Data records:
** BEGIN **

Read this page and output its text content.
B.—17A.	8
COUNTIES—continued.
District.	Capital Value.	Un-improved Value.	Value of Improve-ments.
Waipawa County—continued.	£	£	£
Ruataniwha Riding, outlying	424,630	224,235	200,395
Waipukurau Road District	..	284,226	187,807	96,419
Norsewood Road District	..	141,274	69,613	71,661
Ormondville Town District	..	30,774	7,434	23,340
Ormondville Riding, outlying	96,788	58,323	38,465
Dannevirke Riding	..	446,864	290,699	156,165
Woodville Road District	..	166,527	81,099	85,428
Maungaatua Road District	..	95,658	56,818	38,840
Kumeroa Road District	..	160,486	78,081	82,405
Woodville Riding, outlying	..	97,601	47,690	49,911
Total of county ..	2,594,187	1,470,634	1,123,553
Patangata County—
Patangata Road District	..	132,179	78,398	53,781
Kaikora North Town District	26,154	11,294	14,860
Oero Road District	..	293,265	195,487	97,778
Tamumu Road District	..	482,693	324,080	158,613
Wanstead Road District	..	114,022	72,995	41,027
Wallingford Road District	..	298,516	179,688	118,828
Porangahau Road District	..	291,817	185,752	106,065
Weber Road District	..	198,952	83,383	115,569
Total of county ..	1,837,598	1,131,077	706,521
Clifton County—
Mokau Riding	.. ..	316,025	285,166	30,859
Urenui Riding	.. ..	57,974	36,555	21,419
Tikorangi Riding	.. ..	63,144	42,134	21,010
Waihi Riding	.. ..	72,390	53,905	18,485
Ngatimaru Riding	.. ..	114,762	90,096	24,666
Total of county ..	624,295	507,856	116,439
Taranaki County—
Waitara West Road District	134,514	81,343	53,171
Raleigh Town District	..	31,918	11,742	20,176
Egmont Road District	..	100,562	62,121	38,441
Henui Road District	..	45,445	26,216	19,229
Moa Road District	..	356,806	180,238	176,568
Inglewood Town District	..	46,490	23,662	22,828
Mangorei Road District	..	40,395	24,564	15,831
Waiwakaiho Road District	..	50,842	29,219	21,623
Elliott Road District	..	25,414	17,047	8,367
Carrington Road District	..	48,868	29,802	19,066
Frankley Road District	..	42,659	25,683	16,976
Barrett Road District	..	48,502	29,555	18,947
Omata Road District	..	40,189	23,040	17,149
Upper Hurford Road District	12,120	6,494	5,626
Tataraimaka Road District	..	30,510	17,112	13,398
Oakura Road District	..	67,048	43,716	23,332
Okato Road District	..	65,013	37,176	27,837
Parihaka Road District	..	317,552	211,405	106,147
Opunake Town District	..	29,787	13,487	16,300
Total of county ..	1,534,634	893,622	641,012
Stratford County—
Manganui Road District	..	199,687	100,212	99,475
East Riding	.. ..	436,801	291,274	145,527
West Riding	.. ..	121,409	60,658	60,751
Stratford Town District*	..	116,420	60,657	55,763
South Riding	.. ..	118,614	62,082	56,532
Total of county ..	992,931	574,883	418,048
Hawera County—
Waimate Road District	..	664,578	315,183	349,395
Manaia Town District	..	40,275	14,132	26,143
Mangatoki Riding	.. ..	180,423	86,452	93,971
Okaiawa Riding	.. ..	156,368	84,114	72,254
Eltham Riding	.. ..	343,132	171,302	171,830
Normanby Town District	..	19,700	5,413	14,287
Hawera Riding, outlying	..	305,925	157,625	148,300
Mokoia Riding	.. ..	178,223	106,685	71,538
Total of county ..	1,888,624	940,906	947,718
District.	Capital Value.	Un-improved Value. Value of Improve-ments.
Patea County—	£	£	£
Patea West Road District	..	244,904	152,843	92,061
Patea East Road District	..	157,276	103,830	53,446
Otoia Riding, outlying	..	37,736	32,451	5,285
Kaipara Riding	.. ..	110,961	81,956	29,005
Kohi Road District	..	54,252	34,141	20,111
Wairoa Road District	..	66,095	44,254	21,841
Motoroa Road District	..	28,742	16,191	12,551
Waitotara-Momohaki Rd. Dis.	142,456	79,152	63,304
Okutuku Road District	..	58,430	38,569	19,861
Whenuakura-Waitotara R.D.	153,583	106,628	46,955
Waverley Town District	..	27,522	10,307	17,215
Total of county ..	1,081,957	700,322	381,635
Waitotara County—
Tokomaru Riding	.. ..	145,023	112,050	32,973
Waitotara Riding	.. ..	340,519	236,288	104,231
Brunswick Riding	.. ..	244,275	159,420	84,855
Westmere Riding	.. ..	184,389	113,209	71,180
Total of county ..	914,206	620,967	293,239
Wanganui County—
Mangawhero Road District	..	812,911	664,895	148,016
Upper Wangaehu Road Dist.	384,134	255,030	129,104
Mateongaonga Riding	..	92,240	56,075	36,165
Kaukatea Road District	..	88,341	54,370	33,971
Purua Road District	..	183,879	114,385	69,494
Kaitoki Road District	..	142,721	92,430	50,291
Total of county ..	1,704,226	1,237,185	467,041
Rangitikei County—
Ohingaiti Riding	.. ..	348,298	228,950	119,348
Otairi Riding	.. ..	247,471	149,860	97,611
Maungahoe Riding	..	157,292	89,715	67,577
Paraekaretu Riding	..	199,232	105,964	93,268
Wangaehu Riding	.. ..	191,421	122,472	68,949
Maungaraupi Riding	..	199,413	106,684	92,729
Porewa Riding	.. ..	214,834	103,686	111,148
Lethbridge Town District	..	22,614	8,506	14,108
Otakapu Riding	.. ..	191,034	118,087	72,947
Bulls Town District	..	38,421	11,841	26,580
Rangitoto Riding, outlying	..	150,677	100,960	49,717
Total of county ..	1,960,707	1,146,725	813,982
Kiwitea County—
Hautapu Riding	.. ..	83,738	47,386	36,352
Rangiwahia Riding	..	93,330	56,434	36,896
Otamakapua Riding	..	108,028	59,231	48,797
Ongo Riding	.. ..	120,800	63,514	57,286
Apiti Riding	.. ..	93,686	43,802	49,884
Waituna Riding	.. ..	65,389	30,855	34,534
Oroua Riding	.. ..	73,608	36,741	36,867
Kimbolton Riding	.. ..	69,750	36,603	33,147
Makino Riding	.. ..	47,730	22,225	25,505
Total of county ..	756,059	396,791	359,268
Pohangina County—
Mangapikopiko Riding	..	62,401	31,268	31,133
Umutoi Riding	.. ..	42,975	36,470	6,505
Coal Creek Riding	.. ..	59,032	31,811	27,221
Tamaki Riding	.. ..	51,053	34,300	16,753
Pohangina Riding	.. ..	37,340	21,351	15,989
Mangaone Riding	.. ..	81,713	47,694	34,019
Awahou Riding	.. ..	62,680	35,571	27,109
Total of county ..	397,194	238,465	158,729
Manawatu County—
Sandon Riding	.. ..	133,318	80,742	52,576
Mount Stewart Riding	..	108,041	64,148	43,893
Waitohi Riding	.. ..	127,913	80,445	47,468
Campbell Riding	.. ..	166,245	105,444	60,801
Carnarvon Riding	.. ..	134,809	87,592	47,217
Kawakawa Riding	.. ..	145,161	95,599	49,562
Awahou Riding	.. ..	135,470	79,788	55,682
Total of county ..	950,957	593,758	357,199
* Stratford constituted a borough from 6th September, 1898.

** END **

_Aim of the task:_
Above are some records; repeat all of them exactly.

_Result for this exercise:_
Read this page and output its text content.
B.—17A.	8
COUNTIES—continued.
District.	Capital Value.	Un-improved Value.	Value of Improve-ments.
Waipawa County—continued.	£	£	£
Ruataniwha Riding, outlying	424,630	224,235	200,395
Waipukurau Road District	..	284,226	187,807	96,419
Norsewood Road District	..	141,274	69,613	71,661
Ormondville Town District	..	30,774	7,434	23,340
Ormondville Riding, outlying	96,788	58,323	38,465
Dannevirke Riding	..	446,864	290,699	156,165
Woodville Road District	..	166,527	81,099	85,428
Maungaatua Road District	..	95,658	56,818	38,840
Kumeroa Road District	..	160,486	78,081	82,405
Woodville Riding, outlying	..	97,601	47,690	49,911
Total of county ..	2,594,187	1,470,634	1,123,553
Patangata County—
Patangata Road District	..	132,179	78,398	53,781
Kaikora North Town District	26,154	11,294	14,860
Oero Road District	..	293,265	195,487	97,778
Tamumu Road District	..	482,693	324,080	158,613
Wanstead Road District	..	114,022	72,995	41,027
Wallingford Road District	..	298,516	179,688	118,828
Porangahau Road District	..	291,817	185,752	106,065
Weber Road District	..	198,952	83,383	115,569
Total of county ..	1,837,598	1,131,077	706,521
Clifton County—
Mokau Riding	.. ..	316,025	285,166	30,859
Urenui Riding	.. ..	57,974	36,555	21,419
Tikorangi Riding	.. ..	63,144	42,134	21,010
Waihi Riding	.. ..	72,390	53,905	18,485
Ngatimaru Riding	.. ..	114,762	90,096	24,666
Total of county ..	624,295	507,856	116,439
Taranaki County—
Waitara West Road District	134,514	81,343	53,171
Raleigh Town District	..	31,918	11,742	20,176
Egmont Road District	..	100,562	62,121	38,441
Henui Road District	..	45,445	26,216	19,229
Moa Road District	..	356,806	180,238	176,568
Inglewood Town District	..	46,490	23,662	22,828
Mangorei Road District	..	40,395	24,564	15,831
Waiwakaiho Road District	..	50,842	29,219	21,623
Elliott Road District	..	25,414	17,047	8,367
Carrington Road District	..	48,868	29,802	19,066
Frankley Road District	..	42,659	25,683	16,976
Barrett Road District	..	48,502	29,555	18,947
Omata Road District	..	40,189	23,040	17,149
Upper Hurford Road District	12,120	6,494	5,626
Tataraimaka Road District	..	30,510	17,112	13,398
Oakura Road District	..	67,048	43,716	23,332
Okato Road District	..	65,013	37,176	27,837
Parihaka Road District	..	317,552	211,405	106,147
Opunake Town District	..	29,787	13,487	16,300
Total of county ..	1,534,634	893,622	641,012
Stratford County—
Manganui Road District	..	199,687	100,212	99,475
East Riding	.. ..	436,801	291,274	145,527
West Riding	.. ..	121,409	60,658	60,751
Stratford Town District*	..	116,420	60,657	55,763
South Riding	.. ..	118,614	62,082	56,532
Total of county ..	992,931	574,883	418,048
Hawera County—
Waimate Road District	..	664,578	315,183	349,395
Manaia Town District	..	40,275	14,132	26,143
Mangatoki Riding	.. ..	180,423	86,452	93,971
Okaiawa Riding	.. ..	156,368	84,114	72,254
Eltham Riding	.. ..	343,132	171,302	171,830
Normanby Town District	..	19,700	5,413	14,287
Hawera Riding, outlying	..	305,925	157,625	148,300
Mokoia Riding	.. ..	178,223	106,685	71,538
Total of county ..	1,888,624	940,906	947,718
District.	Capital Value.	Un-improved Value. Value of Improve-ments.
Patea County—	£	£	£
Patea West Road District	..	244,904	152,843	92,061
Patea East Road District	..	157,276	103,830	53,446
Otoia Riding, outlying	..	37,736	32,451	5,285
Kaipara Riding	.. ..	110,961	81,956	29,005
Kohi Road District	..	54,252	34,141	20,111
Wairoa Road District	..	66,095	44,254	21,841
Motoroa Road District	..	28,742	16,191	12,551
Waitotara-Momohaki Rd. Dis.	142,456	79,152	63,304
Okutuku Road District	..	58,430	38,569	19,861
Whenuakura-Waitotara R.D.	153,583	106,628	46,955
Waverley Town District	..	27,522	10,307	17,215
Total of county ..	1,081,957	700,322	381,635
Waitotara County—
Tokomaru Riding	.. ..	145,023	112,050	32,973
Waitotara Riding	.. ..	340,519	236,288	104,231
Brunswick Riding	.. ..	244,275	159,420	84,855
Westmere Riding	.. ..	184,389	113,209	71,180
Total of county ..	914,206	620,967	293,239
Wanganui County—
Mangawhero Road District	..	812,911	664,895	148,016
Upper Wangaehu Road Dist.	384,134	255,030	129,104
Mateongaonga Riding	..	92,240	56,075	36,165
Kaukatea Road District	..	88,341	54,370	33,971
Purua Road District	..	183,879	114,385	69,494
Kaitoki Road District	..	142,721	92,430	50,291
Total of county ..	1,704,226	1,237,185	467,041
Rangitikei County—
Ohingaiti Riding	.. ..	348,298	228,950	119,348
Otairi Riding	.. ..	247,471	149,860	97,611
Maungahoe Riding	..	157,292	89,715	67,577
Paraekaretu Riding	..	199,232	105,964	93,268
Wangaehu Riding	.. ..	191,421	122,472	68,949
Maungaraupi Riding	..	199,413	106,684	92,729
Porewa Riding	.. ..	214,834	103,686	111,148
Lethbridge Town District	..	22,614	8,506	14,108
Otakapu Riding	.. ..	191,034	118,087	72,947
Bulls Town District	..	38,421	11,841	26,580
Rangitoto Riding, outlying	..	150,677	100,960	49,717
Total of county ..	1,960,707	1,146,725	813,982
Kiwitea County—
Hautapu Riding	.. ..	83,738	47,386	36,352
Rangiwahia Riding	..	93,330	56,434	36,896
Otamakapua Riding	..	108,028	59,231	48,797
Ongo Riding	.. ..	120,800	63,514	57,286
Apiti Riding	.. ..	93,686	43,802	49,884
Waituna Riding	.. ..	65,389	30,855	34,534
Oroua Riding	.. ..	73,608	36,741	36,867
Kimbolton Riding	.. ..	69,750	36,603	33,147
Makino Riding	.. ..	47,730	22,225	25,505
Total of county ..	756,059	396,791	359,268
Pohangina County—
Mangapikopiko Riding	..	62,401	31,268	31,133
Umutoi Riding	.. ..	42,975	36,470	6,505
Coal Creek Riding	.. ..	59,032	31,811	27,221
Tamaki Riding	.. ..	51,053	34,300	16,753
Pohangina Riding	.. ..	37,340	21,351	15,989
Mangaone Riding	.. ..	81,713	47,694	34,019
Awahou Riding	.. ..	62,680	35,571	27,109
Total of county ..	397,194	238,465	158,729
Manawatu County—
Sandon Riding	.. ..	133,318	80,742	52,576
Mount Stewart Riding	..	108,041	64,148	43,893
Waitohi Riding	.. ..	127,913	80,445	47,468
Campbell Riding	.. ..	166,245	105,444	60,801
Carnarvon Riding	.. ..	134,809	87,592	47,217
Kawakawa Riding	.. ..	145,161	95,599	49,562
Awahou Riding	.. ..	135,470	79,788	55,682
Total of county ..	950,957	593,758	357,199
* Stratford constituted a borough from 6th September, 1898.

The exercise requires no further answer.